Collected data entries
──────────

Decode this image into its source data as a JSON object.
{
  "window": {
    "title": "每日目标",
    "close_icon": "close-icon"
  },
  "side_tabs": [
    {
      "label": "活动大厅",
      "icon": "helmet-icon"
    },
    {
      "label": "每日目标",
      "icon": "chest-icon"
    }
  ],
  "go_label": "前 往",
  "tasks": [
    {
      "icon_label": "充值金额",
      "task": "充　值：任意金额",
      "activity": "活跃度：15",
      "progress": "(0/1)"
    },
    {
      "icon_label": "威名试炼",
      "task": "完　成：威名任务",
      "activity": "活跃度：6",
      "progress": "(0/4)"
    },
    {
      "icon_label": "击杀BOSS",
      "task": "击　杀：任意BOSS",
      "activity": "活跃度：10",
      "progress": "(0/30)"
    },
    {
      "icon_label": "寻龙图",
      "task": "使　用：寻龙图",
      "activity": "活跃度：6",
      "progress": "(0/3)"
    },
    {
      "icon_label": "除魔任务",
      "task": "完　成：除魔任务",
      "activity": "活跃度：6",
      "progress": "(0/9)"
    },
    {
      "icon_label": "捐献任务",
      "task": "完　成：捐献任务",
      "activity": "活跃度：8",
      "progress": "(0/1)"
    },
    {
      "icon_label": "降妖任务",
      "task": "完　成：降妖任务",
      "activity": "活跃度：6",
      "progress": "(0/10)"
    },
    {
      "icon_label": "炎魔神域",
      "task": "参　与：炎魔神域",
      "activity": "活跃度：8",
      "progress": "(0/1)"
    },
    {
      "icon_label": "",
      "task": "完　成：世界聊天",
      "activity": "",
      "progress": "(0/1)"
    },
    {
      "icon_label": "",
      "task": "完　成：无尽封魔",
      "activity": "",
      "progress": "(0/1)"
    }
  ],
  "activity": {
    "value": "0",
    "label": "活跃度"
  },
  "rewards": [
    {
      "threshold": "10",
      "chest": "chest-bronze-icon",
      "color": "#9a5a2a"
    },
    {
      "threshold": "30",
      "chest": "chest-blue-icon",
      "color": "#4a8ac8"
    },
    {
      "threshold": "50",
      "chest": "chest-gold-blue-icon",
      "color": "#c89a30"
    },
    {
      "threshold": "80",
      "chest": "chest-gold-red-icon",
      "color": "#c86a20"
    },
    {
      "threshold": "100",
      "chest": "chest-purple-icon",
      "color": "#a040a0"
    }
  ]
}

──────────

• **The problem**
Search the entries for the word "gold" and pick out every line that holds it.

• **Response to this exercise**
      "chest": "chest-gold-blue-icon",
      "chest": "chest-gold-red-icon",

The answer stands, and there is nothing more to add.